_Listed entries_.
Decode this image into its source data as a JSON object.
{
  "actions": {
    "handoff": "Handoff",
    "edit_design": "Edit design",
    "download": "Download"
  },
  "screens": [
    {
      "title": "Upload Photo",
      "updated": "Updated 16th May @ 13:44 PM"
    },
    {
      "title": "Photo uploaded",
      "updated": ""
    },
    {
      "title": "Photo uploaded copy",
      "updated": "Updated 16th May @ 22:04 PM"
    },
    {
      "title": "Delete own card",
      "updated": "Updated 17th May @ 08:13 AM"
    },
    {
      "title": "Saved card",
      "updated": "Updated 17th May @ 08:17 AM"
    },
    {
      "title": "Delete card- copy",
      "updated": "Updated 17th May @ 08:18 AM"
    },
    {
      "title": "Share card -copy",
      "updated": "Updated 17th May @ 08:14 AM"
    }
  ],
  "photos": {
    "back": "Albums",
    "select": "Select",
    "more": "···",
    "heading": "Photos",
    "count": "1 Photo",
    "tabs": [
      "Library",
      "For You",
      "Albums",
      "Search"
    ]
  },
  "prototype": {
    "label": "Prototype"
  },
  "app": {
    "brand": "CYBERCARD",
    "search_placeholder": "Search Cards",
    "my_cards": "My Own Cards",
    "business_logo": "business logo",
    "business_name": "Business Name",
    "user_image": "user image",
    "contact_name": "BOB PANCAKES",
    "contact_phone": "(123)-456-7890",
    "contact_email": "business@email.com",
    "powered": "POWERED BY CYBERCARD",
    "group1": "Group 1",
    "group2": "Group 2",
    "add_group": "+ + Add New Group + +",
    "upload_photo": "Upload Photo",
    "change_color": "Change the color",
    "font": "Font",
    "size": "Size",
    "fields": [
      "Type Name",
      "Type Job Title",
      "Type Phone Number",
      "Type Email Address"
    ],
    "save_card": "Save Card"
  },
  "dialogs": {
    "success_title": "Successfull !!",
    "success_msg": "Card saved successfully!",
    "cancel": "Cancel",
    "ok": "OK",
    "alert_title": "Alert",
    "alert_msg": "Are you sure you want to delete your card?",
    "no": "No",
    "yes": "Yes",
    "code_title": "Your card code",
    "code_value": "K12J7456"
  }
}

_What is needed_. Transcribe every record above exactly as it appears.

_Problem solution_.
Decode this image into its source data as a JSON object.
{
  "actions": {
    "handoff": "Handoff",
    "edit_design": "Edit design",
    "download": "Download"
  },
  "screens": [
    {
      "title": "Upload Photo",
      "updated": "Updated 16th May @ 13:44 PM"
    },
    {
      "title": "Photo uploaded",
      "updated": ""
    },
    {
      "title": "Photo uploaded copy",
      "updated": "Updated 16th May @ 22:04 PM"
    },
    {
      "title": "Delete own card",
      "updated": "Updated 17th May @ 08:13 AM"
    },
    {
      "title": "Saved card",
      "updated": "Updated 17th May @ 08:17 AM"
    },
    {
      "title": "Delete card- copy",
      "updated": "Updated 17th May @ 08:18 AM"
    },
    {
      "title": "Share card -copy",
      "updated": "Updated 17th May @ 08:14 AM"
    }
  ],
  "photos": {
    "back": "Albums",
    "select": "Select",
    "more": "···",
    "heading": "Photos",
    "count": "1 Photo",
    "tabs": [
      "Library",
      "For You",
      "Albums",
      "Search"
    ]
  },
  "prototype": {
    "label": "Prototype"
  },
  "app": {
    "brand": "CYBERCARD",
    "search_placeholder": "Search Cards",
    "my_cards": "My Own Cards",
    "business_logo": "business logo",
    "business_name": "Business Name",
    "user_image": "user image",
    "contact_name": "BOB PANCAKES",
    "contact_phone": "(123)-456-7890",
    "contact_email": "business@email.com",
    "powered": "POWERED BY CYBERCARD",
    "group1": "Group 1",
    "group2": "Group 2",
    "add_group": "+ + Add New Group + +",
    "upload_photo": "Upload Photo",
    "change_color": "Change the color",
    "font": "Font",
    "size": "Size",
    "fields": [
      "Type Name",
      "Type Job Title",
      "Type Phone Number",
      "Type Email Address"
    ],
    "save_card": "Save Card"
  },
  "dialogs": {
    "success_title": "Successfull !!",
    "success_msg": "Card saved successfully!",
    "cancel": "Cancel",
    "ok": "OK",
    "alert_title": "Alert",
    "alert_msg": "Are you sure you want to delete your card?",
    "no": "No",
    "yes": "Yes",
    "code_title": "Your card code",
    "code_value": "K12J7456"
  }
}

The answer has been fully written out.